WHAT YOU SHOULD DO:
Look through the lines below and extract any with the word "hallucinosis".

RECORDS FOR PROCESSING:
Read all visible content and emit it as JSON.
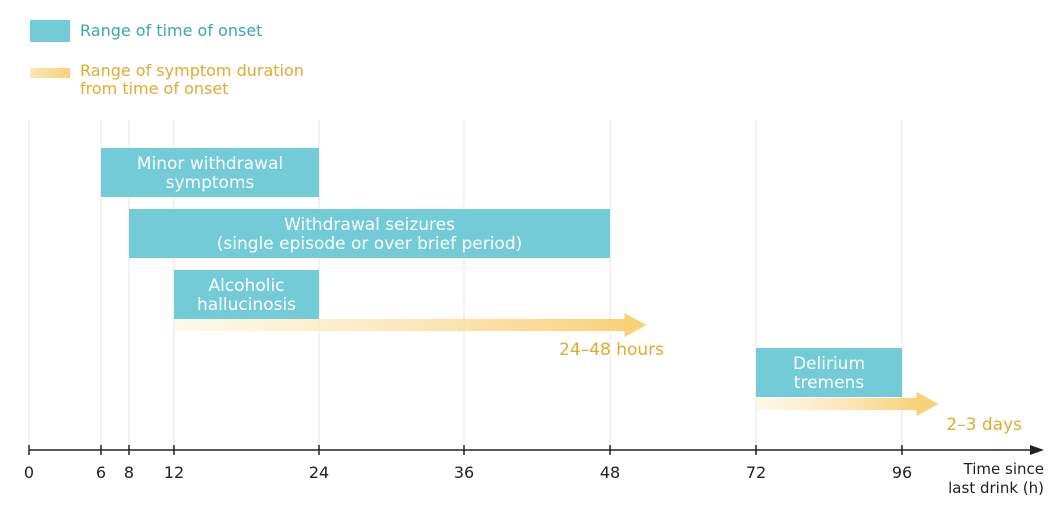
{
  "legend": {
    "onset_label": "Range of time of onset",
    "duration_line1": "Range of symptom duration",
    "duration_line2": "from time of onset"
  },
  "colors": {
    "onset_bar": "#72cbd6",
    "duration_arrow": "#f9d179",
    "duration_text": "#e4a92e",
    "onset_text": "#3aa6b3",
    "axis": "#222222",
    "gridline": "#e4e4e4"
  },
  "chart_data": {
    "type": "gantt",
    "xlabel": [
      "Time since",
      "last drink (h)"
    ],
    "x_ticks": [
      0,
      6,
      8,
      12,
      24,
      36,
      48,
      72,
      96
    ],
    "x_scale": "piecewise-linear",
    "grid": true,
    "onset_ranges": [
      {
        "label": [
          "Minor withdrawal",
          "symptoms"
        ],
        "start": 6,
        "end": 24
      },
      {
        "label": [
          "Withdrawal seizures",
          "(single episode or over brief period)"
        ],
        "start": 8,
        "end": 48
      },
      {
        "label": [
          "Alcoholic",
          "hallucinosis"
        ],
        "start": 12,
        "end": 24
      },
      {
        "label": [
          "Delirium",
          "tremens"
        ],
        "start": 72,
        "end": 96
      }
    ],
    "duration_arrows": [
      {
        "applies_to": "Alcoholic hallucinosis",
        "start": 12,
        "label": "24–48 hours"
      },
      {
        "applies_to": "Delirium tremens",
        "start": 72,
        "label": "2–3 days"
      }
    ]
  }
}
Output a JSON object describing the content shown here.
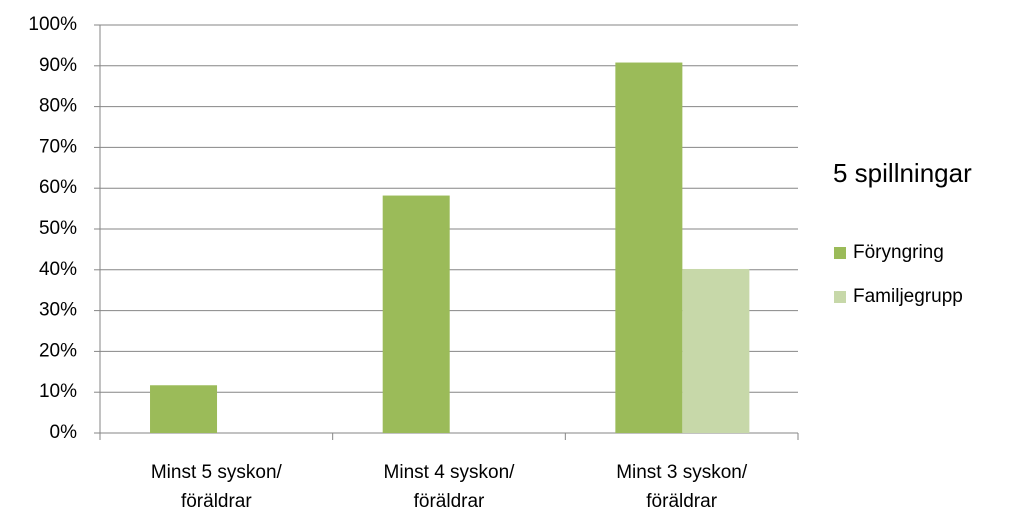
{
  "chart_data": {
    "type": "bar",
    "title": "5 spillningar",
    "categories": [
      [
        "Minst 5 syskon/",
        "föräldrar"
      ],
      [
        "Minst 4 syskon/",
        "föräldrar"
      ],
      [
        "Minst 3 syskon/",
        "föräldrar"
      ]
    ],
    "series": [
      {
        "name": "Föryngring",
        "color": "#9bbb59",
        "values": [
          11.7,
          58.2,
          90.8
        ]
      },
      {
        "name": "Familjegrupp",
        "color": "#c7d8a9",
        "values": [
          null,
          null,
          40.2
        ]
      }
    ],
    "ylim": [
      0,
      100
    ],
    "yticks": [
      {
        "value": 0,
        "label": "0%"
      },
      {
        "value": 10,
        "label": "10%"
      },
      {
        "value": 20,
        "label": "20%"
      },
      {
        "value": 30,
        "label": "30%"
      },
      {
        "value": 40,
        "label": "40%"
      },
      {
        "value": 50,
        "label": "50%"
      },
      {
        "value": 60,
        "label": "60%"
      },
      {
        "value": 70,
        "label": "70%"
      },
      {
        "value": 80,
        "label": "80%"
      },
      {
        "value": 90,
        "label": "90%"
      },
      {
        "value": 100,
        "label": "100%"
      }
    ],
    "grid": true,
    "legend": "right"
  }
}
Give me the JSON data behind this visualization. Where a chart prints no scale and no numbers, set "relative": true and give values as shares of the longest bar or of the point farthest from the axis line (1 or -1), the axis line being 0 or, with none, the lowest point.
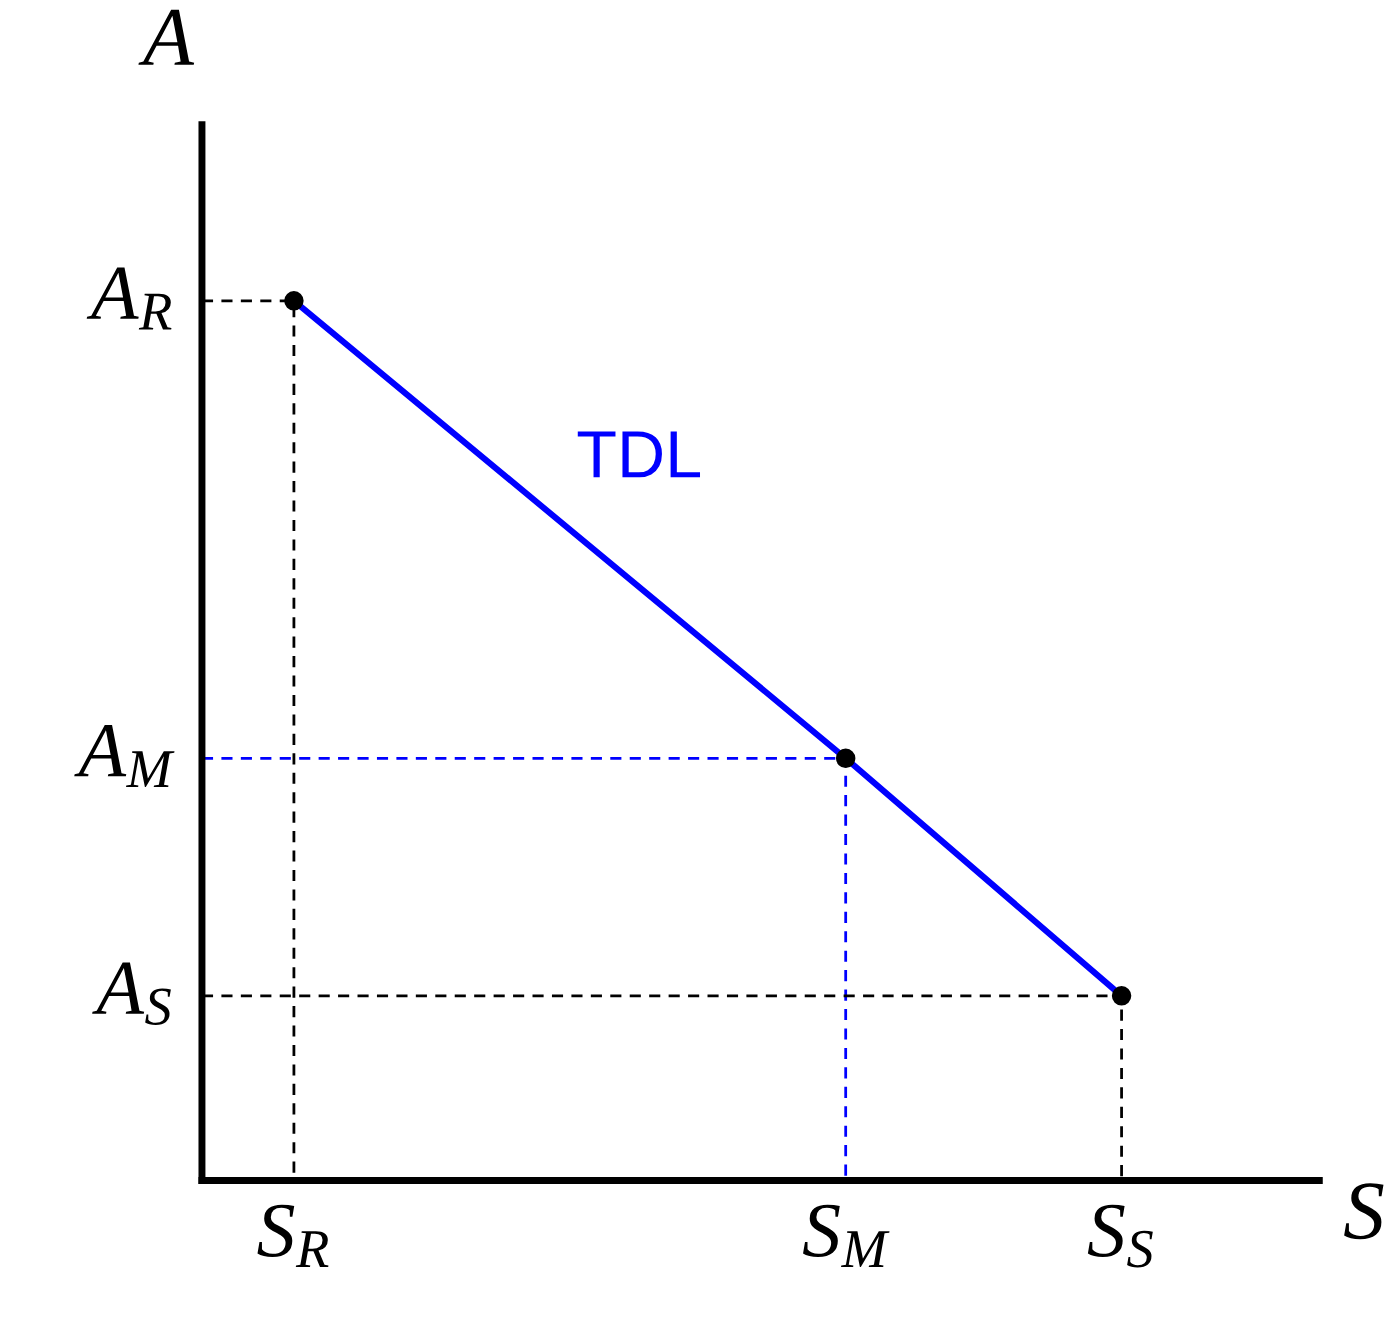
{
  "chart_data": {
    "type": "line",
    "relative": true,
    "xlabel": "S",
    "ylabel": "A",
    "categories": [
      "S$_{R}$",
      null,
      null,
      null,
      null,
      null,
      "S$_{M}$",
      null,
      null,
      "S$_{S}$"
    ],
    "series": [
      {
        "name": "TDL",
        "color": "#0000ff",
        "values": [
          1,
          null,
          null,
          null,
          null,
          null,
          0.48,
          null,
          null,
          0.21
        ]
      }
    ],
    "marker": "circle",
    "line_style": "solid",
    "legend": false,
    "ref_lines": [
      {
        "axis": "y",
        "value": 1,
        "label": "A$_{R}$",
        "color": "#000000",
        "line_style": "dashed"
      },
      {
        "axis": "y",
        "value": 0.48,
        "label": "A$_{M}$",
        "color": "#0000ff",
        "line_style": "dashed"
      },
      {
        "axis": "y",
        "value": 0.21,
        "label": "A$_{S}$",
        "color": "#000000",
        "line_style": "dashed"
      }
    ]
  }
}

EXPECTED OUTPUT:
          "hallucinosis"
        "applies_to": "Alcoholic hallucinosis",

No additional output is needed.